>> BEGIN DATA FOR THIS TASK
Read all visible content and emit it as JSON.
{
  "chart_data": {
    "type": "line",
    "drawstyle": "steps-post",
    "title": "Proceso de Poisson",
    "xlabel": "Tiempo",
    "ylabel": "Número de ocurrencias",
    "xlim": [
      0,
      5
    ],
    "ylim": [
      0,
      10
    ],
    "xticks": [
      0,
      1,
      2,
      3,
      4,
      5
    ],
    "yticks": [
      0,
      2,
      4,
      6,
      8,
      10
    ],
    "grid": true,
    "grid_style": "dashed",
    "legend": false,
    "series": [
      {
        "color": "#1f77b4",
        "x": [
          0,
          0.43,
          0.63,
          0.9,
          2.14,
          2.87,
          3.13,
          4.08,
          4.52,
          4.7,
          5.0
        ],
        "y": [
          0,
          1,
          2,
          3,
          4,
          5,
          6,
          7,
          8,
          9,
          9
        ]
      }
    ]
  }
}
>> END DATA FOR THIS TASK
# OBJECTIVE:
Write out all the lines again, exactly as they are.

# THE RESPONSE:
Read all visible content and emit it as JSON.
{
  "chart_data": {
    "type": "line",
    "drawstyle": "steps-post",
    "title": "Proceso de Poisson",
    "xlabel": "Tiempo",
    "ylabel": "Número de ocurrencias",
    "xlim": [
      0,
      5
    ],
    "ylim": [
      0,
      10
    ],
    "xticks": [
      0,
      1,
      2,
      3,
      4,
      5
    ],
    "yticks": [
      0,
      2,
      4,
      6,
      8,
      10
    ],
    "grid": true,
    "grid_style": "dashed",
    "legend": false,
    "series": [
      {
        "color": "#1f77b4",
        "x": [
          0,
          0.43,
          0.63,
          0.9,
          2.14,
          2.87,
          3.13,
          4.08,
          4.52,
          4.7,
          5.0
        ],
        "y": [
          0,
          1,
          2,
          3,
          4,
          5,
          6,
          7,
          8,
          9,
          9
        ]
      }
    ]
  }
}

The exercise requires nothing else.